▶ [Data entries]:
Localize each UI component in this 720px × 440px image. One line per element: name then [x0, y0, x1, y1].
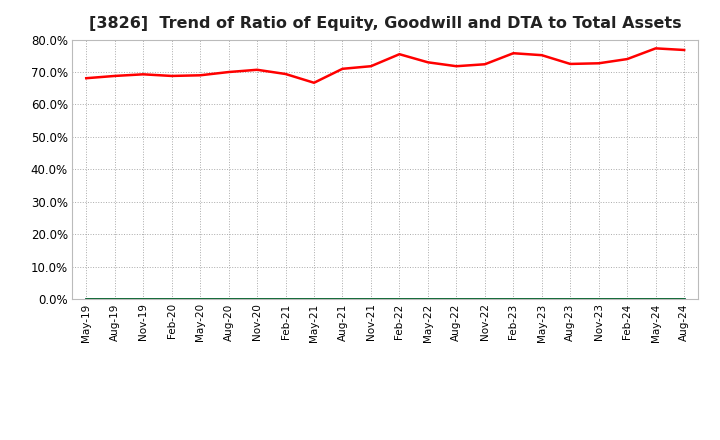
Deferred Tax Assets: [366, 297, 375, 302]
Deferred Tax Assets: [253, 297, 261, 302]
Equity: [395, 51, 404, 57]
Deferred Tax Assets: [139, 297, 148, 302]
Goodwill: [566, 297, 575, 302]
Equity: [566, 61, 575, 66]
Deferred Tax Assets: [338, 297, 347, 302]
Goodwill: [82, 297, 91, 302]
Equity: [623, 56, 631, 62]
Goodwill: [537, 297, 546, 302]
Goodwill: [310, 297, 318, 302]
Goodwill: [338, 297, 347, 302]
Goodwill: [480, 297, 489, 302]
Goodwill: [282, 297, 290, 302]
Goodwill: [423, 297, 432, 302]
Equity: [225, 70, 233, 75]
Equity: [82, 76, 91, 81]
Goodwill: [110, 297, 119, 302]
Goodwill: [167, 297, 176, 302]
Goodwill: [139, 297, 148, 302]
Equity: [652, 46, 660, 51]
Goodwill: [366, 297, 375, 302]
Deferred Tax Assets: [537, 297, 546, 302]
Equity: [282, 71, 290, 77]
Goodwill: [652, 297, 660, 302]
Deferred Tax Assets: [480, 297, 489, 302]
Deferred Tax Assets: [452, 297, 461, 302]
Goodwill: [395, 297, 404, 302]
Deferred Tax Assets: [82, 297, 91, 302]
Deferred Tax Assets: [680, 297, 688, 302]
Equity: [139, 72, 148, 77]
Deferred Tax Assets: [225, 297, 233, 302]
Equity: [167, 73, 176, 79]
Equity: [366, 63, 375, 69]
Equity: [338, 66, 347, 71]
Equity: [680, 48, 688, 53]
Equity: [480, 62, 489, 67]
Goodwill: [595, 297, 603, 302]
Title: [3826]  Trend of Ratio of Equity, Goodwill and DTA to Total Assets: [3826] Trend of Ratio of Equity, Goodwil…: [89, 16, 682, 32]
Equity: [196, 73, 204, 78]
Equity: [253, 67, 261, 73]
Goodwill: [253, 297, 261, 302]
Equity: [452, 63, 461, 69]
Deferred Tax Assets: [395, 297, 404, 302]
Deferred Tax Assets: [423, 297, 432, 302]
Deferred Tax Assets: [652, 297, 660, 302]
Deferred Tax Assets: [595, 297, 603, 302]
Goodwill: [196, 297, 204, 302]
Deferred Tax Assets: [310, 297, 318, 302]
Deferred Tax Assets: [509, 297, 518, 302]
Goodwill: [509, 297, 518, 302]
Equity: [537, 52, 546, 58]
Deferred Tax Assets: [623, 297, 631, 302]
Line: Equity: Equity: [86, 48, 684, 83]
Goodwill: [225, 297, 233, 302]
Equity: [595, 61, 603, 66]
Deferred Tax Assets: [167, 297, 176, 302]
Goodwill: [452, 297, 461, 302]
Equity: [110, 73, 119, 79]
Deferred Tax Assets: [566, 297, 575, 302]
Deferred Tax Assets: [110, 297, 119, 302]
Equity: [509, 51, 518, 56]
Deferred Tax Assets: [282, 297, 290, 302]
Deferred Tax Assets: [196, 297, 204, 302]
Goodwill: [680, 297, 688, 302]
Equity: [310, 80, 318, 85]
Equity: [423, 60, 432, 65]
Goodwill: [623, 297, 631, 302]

▶ [TASK DESCRIPTION]: Reproduce the items above line for line, without any change, and omit the pictures from your output.

▶ [WRITTEN SOLUTION]:
Localize each UI component in this 720px × 440px image. One line per element: name then [x0, y0, x1, y1].
Deferred Tax Assets: [366, 297, 375, 302]
Deferred Tax Assets: [253, 297, 261, 302]
Equity: [395, 51, 404, 57]
Deferred Tax Assets: [139, 297, 148, 302]
Goodwill: [566, 297, 575, 302]
Equity: [566, 61, 575, 66]
Deferred Tax Assets: [338, 297, 347, 302]
Goodwill: [82, 297, 91, 302]
Equity: [623, 56, 631, 62]
Goodwill: [537, 297, 546, 302]
Goodwill: [310, 297, 318, 302]
Goodwill: [338, 297, 347, 302]
Goodwill: [480, 297, 489, 302]
Goodwill: [282, 297, 290, 302]
Goodwill: [423, 297, 432, 302]
Equity: [225, 70, 233, 75]
Equity: [82, 76, 91, 81]
Goodwill: [110, 297, 119, 302]
Goodwill: [167, 297, 176, 302]
Goodwill: [139, 297, 148, 302]
Equity: [652, 46, 660, 51]
Goodwill: [366, 297, 375, 302]
Deferred Tax Assets: [537, 297, 546, 302]
Equity: [282, 71, 290, 77]
Goodwill: [652, 297, 660, 302]
Deferred Tax Assets: [480, 297, 489, 302]
Deferred Tax Assets: [452, 297, 461, 302]
Goodwill: [395, 297, 404, 302]
Deferred Tax Assets: [82, 297, 91, 302]
Deferred Tax Assets: [680, 297, 688, 302]
Equity: [139, 72, 148, 77]
Deferred Tax Assets: [225, 297, 233, 302]
Equity: [167, 73, 176, 79]
Equity: [366, 63, 375, 69]
Equity: [338, 66, 347, 71]
Equity: [680, 48, 688, 53]
Equity: [480, 62, 489, 67]
Goodwill: [595, 297, 603, 302]
Title: [3826]  Trend of Ratio of Equity, Goodwill and DTA to Total Assets: [3826] Trend of Ratio of Equity, Goodwil…: [89, 16, 682, 32]
Equity: [196, 73, 204, 78]
Equity: [253, 67, 261, 73]
Goodwill: [253, 297, 261, 302]
Equity: [452, 63, 461, 69]
Deferred Tax Assets: [395, 297, 404, 302]
Deferred Tax Assets: [423, 297, 432, 302]
Deferred Tax Assets: [652, 297, 660, 302]
Deferred Tax Assets: [595, 297, 603, 302]
Goodwill: [196, 297, 204, 302]
Deferred Tax Assets: [310, 297, 318, 302]
Deferred Tax Assets: [509, 297, 518, 302]
Goodwill: [509, 297, 518, 302]
Equity: [537, 52, 546, 58]
Deferred Tax Assets: [623, 297, 631, 302]
Line: Equity: Equity: [86, 48, 684, 83]
Goodwill: [225, 297, 233, 302]
Equity: [595, 61, 603, 66]
Deferred Tax Assets: [167, 297, 176, 302]
Goodwill: [452, 297, 461, 302]
Equity: [110, 73, 119, 79]
Deferred Tax Assets: [566, 297, 575, 302]
Deferred Tax Assets: [110, 297, 119, 302]
Equity: [509, 51, 518, 56]
Deferred Tax Assets: [282, 297, 290, 302]
Deferred Tax Assets: [196, 297, 204, 302]
Goodwill: [680, 297, 688, 302]
Equity: [310, 80, 318, 85]
Equity: [423, 60, 432, 65]
Goodwill: [623, 297, 631, 302]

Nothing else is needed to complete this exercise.